═══ 記事 ═══
モチベーションが高い派遣社員は、より積極的に業務に取り組み、その結果、派遣先企業に対してもポジティブな影響を及ぼすでしょう。このような環境は、派遣社員と派遣先企業双方にとって有益な関係を築く要因となります。
モチベーションの向上は派遣社員の定着率を高め、人材の流動性を低下させる効果があります。
早期離職が防げる
値上げした報酬を提供することで、派遣社員の仕事に対する満足度が高まり、定着率が向上する場合があります。
もちろん、労働者派遣法で同じ組織で「3年を超える期間継続して同一の派遣労働者に係る労働者派遣を行ってはならない」とされているため、基本3年以上の勤務ができません。しかしながら、派遣社員が満足して働ける環境を提供することは、早期の離職を防ぐことができるでしょう、これにより、派遣期間の3年間を最大限に活用し、この間の派遣社員の能力を充分に発揮させることにつながるといえます。
═══ 提供データ ═══
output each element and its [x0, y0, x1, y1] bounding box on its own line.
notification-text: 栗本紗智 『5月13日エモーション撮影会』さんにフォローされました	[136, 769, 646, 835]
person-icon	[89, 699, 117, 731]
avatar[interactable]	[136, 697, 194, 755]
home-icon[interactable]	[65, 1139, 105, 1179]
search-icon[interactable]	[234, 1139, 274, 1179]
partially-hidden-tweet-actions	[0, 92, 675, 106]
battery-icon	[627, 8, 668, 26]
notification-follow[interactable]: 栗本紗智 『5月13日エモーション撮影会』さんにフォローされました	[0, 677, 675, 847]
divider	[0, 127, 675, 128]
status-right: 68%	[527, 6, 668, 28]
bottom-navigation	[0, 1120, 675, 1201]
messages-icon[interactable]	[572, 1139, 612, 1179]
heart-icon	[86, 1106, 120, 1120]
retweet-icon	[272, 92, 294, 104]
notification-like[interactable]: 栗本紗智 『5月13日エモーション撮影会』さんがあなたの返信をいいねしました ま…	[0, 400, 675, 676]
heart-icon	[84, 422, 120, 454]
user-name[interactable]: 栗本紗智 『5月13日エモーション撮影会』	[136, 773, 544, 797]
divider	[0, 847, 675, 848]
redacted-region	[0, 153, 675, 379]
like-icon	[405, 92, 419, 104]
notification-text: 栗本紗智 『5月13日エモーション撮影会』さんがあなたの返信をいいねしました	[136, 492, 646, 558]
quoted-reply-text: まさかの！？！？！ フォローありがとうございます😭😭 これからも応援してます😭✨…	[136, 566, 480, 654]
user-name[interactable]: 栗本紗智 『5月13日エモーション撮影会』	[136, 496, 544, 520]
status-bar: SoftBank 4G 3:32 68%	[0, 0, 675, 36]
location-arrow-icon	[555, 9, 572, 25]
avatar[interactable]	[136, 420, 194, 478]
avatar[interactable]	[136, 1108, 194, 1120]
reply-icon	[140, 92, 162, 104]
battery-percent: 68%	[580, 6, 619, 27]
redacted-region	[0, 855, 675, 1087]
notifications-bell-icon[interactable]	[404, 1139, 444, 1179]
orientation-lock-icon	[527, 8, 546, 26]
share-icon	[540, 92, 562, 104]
═══
**課題一覧**
1/ エントリの先頭の行から始めて、「92, 675, 106]」を含む行までを、その行も含めて番号付きリストに整えてもらえますか？空行は入れないでください。
2/ 派遣社員のモチベーションについての記事を、最後の文の後から書き継いでもらえますか？

**課題別の解答**
1/
1. output each element and its [x0, y0, x1, y1] bounding box on its own line.
2. notification-text: 栗本紗智 『5月13日エモーション撮影会』さんにフォローされました	[136, 769, 646, 835]
3. person-icon	[89, 699, 117, 731]
4. avatar[interactable]	[136, 697, 194, 755]
5. home-icon[interactable]	[65, 1139, 105, 1179]
6. search-icon[interactable]	[234, 1139, 274, 1179]
7. partially-hidden-tweet-actions	[0, 92, 675, 106]

2/
まとめ
派遣料金の適切な値上げは、質の高い人材を確保し、そのモチベーションを維持するための投資と捉えることが重要です。最低賃金の上昇、労働市場の変化、同一労働同一賃金の原則の遵守といった要因は派遣料金の見直しを促す重要な指標となります。
値上げにより、人材の質が向上し、派遣社員のモチベーションが高まるというメリットが存在します。企業はこれらの点を踏まえ、自社の人材戦略を再検討し、派遣料金の適切な設定を行うべきといえます。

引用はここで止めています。